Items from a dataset
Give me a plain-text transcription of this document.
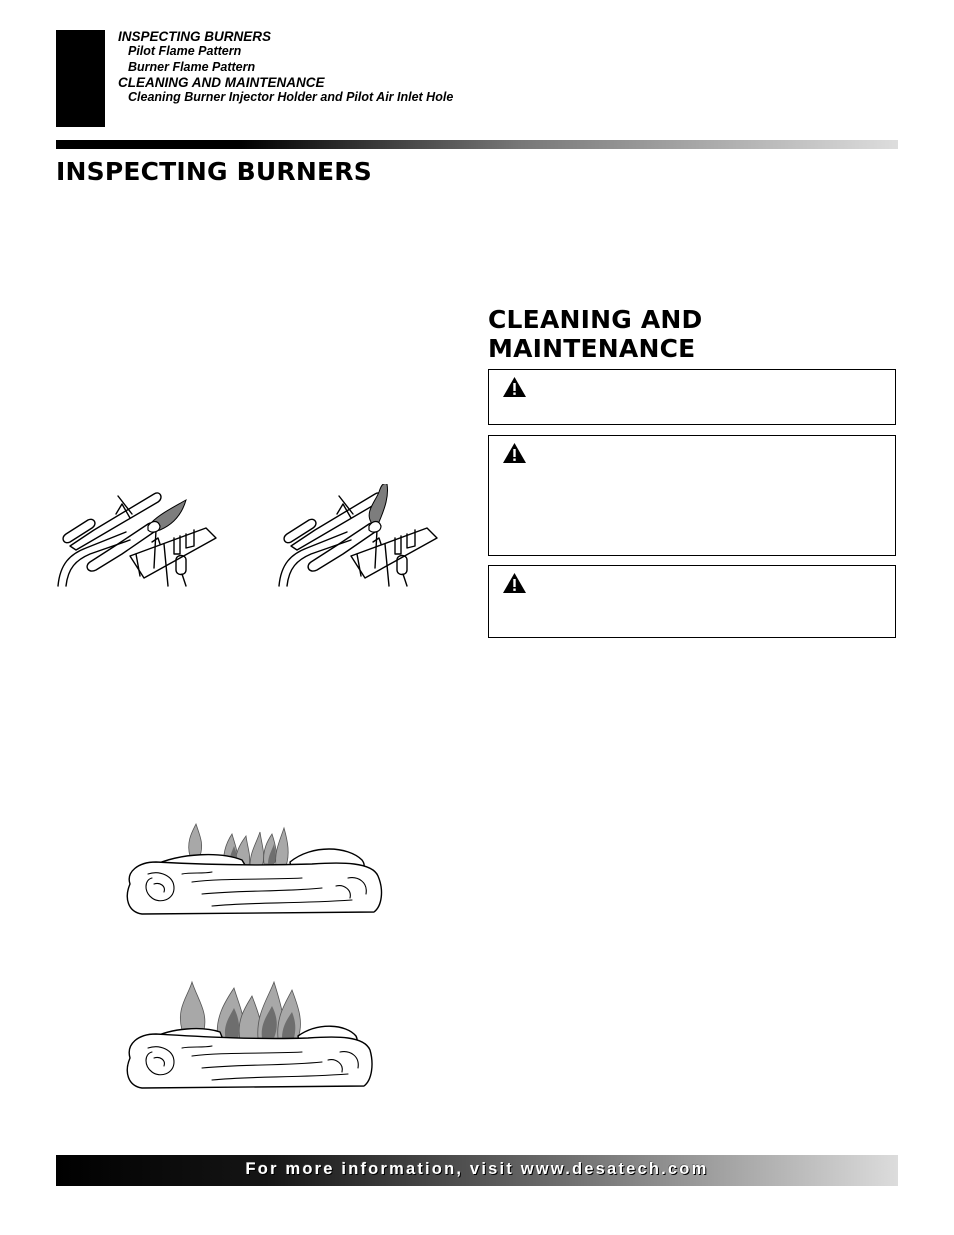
INSPECTING BURNERS
Pilot Flame Pattern
Burner Flame Pattern
CLEANING AND MAINTENANCE
Cleaning Burner Injector Holder and Pilot Air Inlet Hole
INSPECTING BURNERS
CLEANING AND MAINTENANCE
For more information, visit www.desatech.com
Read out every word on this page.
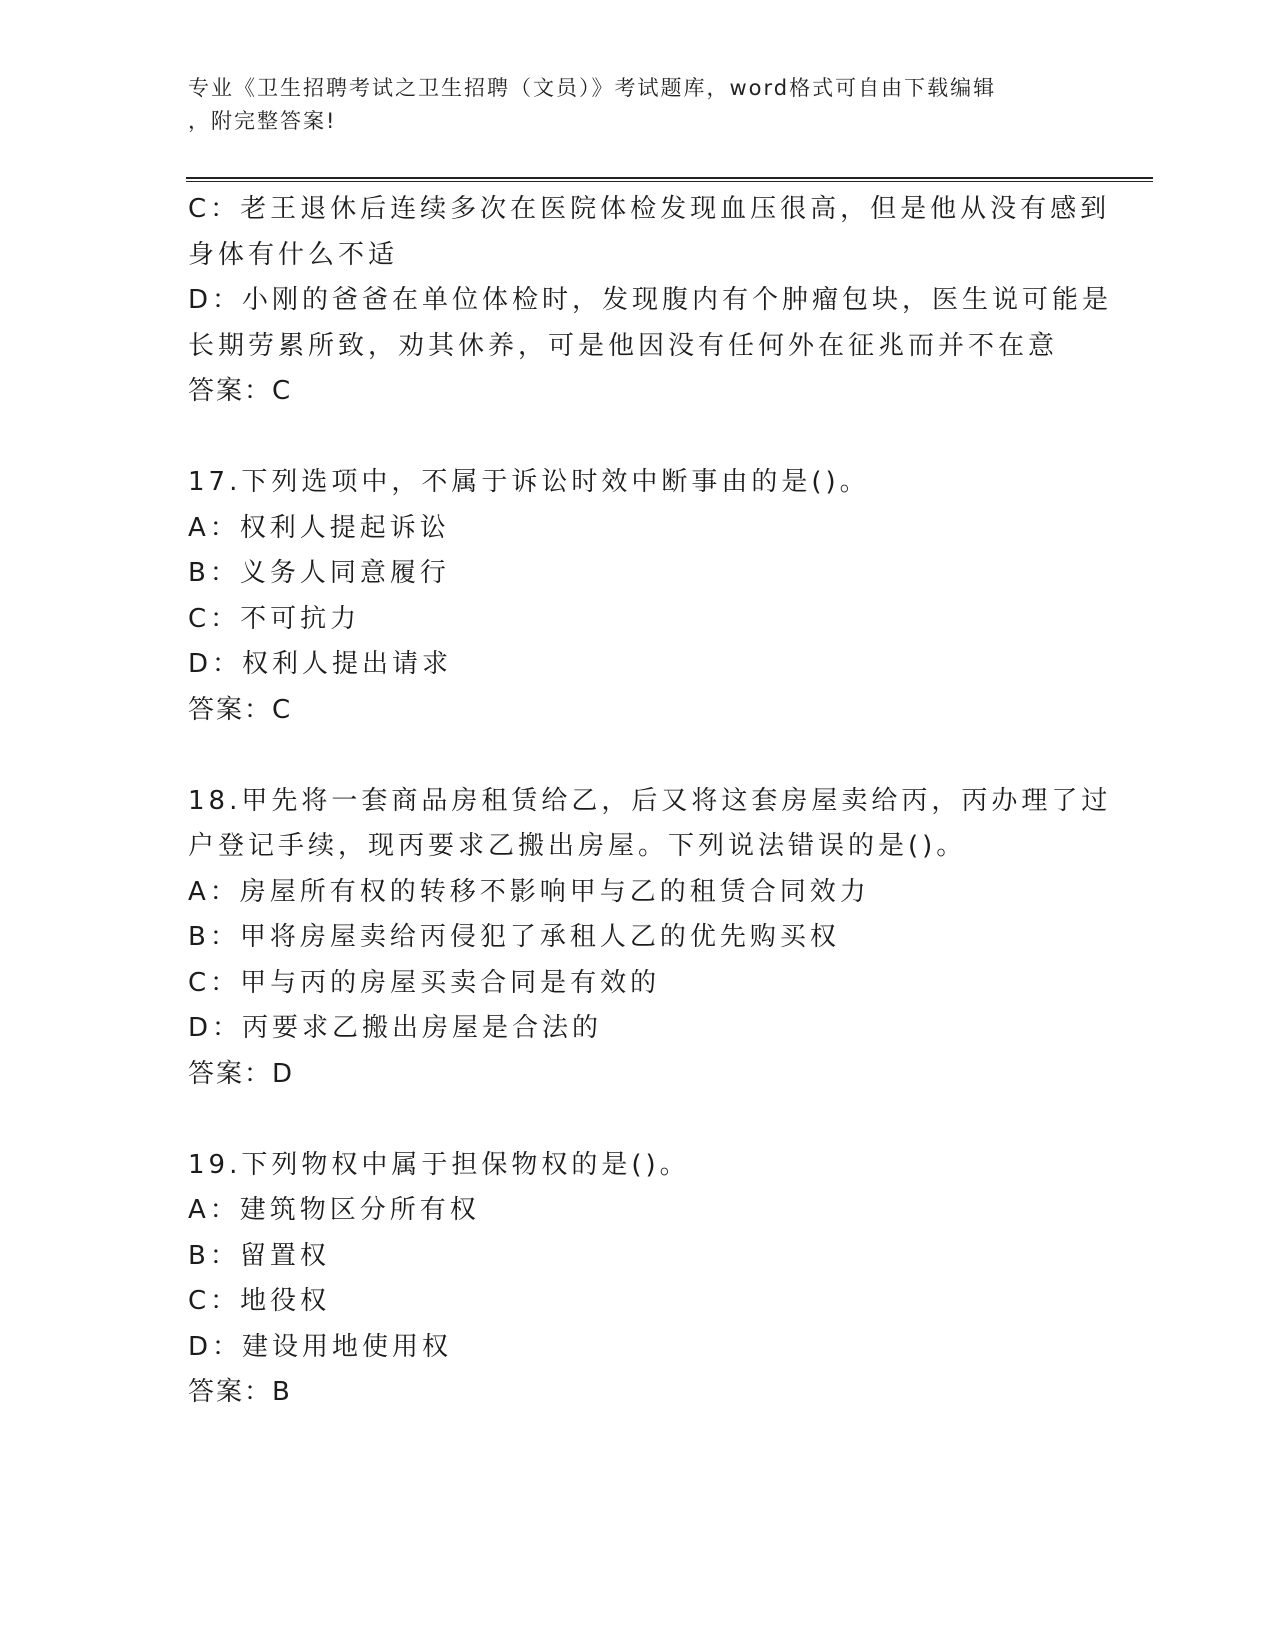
专业《卫生招聘考试之卫生招聘（文员）》考试题库，word格式可自由下载编辑
，附完整答案!
C：老王退休后连续多次在医院体检发现血压很高，但是他从没有感到
身体有什么不适
D：小刚的爸爸在单位体检时，发现腹内有个肿瘤包块，医生说可能是
长期劳累所致，劝其休养，可是他因没有任何外在征兆而并不在意
答案：C
17.下列选项中，不属于诉讼时效中断事由的是()。
A：权利人提起诉讼
B：义务人同意履行
C：不可抗力
D：权利人提出请求
答案：C
18.甲先将一套商品房租赁给乙，后又将这套房屋卖给丙，丙办理了过
户登记手续，现丙要求乙搬出房屋。下列说法错误的是()。
A：房屋所有权的转移不影响甲与乙的租赁合同效力
B：甲将房屋卖给丙侵犯了承租人乙的优先购买权
C：甲与丙的房屋买卖合同是有效的
D：丙要求乙搬出房屋是合法的
答案：D
19.下列物权中属于担保物权的是()。
A：建筑物区分所有权
B：留置权
C：地役权
D：建设用地使用权
答案：B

What the exercise asks »
Without the pictures, write out every entry precisely as it appears.

The reply »
Give me a plain-text transcription of this document.
INSPECTING BURNERS
Pilot Flame Pattern
Burner Flame Pattern
CLEANING AND MAINTENANCE
Cleaning Burner Injector Holder and Pilot Air Inlet Hole
INSPECTING BURNERS
CLEANING AND MAINTENANCE
For more information, visit www.desatech.com
Read out every word on this page.
专业《卫生招聘考试之卫生招聘（文员）》考试题库，word格式可自由下载编辑
，附完整答案!
C：老王退休后连续多次在医院体检发现血压很高，但是他从没有感到
身体有什么不适
D：小刚的爸爸在单位体检时，发现腹内有个肿瘤包块，医生说可能是
长期劳累所致，劝其休养，可是他因没有任何外在征兆而并不在意
答案：C
17.下列选项中，不属于诉讼时效中断事由的是()。
A：权利人提起诉讼
B：义务人同意履行
C：不可抗力
D：权利人提出请求
答案：C
18.甲先将一套商品房租赁给乙，后又将这套房屋卖给丙，丙办理了过
户登记手续，现丙要求乙搬出房屋。下列说法错误的是()。
A：房屋所有权的转移不影响甲与乙的租赁合同效力
B：甲将房屋卖给丙侵犯了承租人乙的优先购买权
C：甲与丙的房屋买卖合同是有效的
D：丙要求乙搬出房屋是合法的
答案：D
19.下列物权中属于担保物权的是()。
A：建筑物区分所有权
B：留置权
C：地役权
D：建设用地使用权
答案：B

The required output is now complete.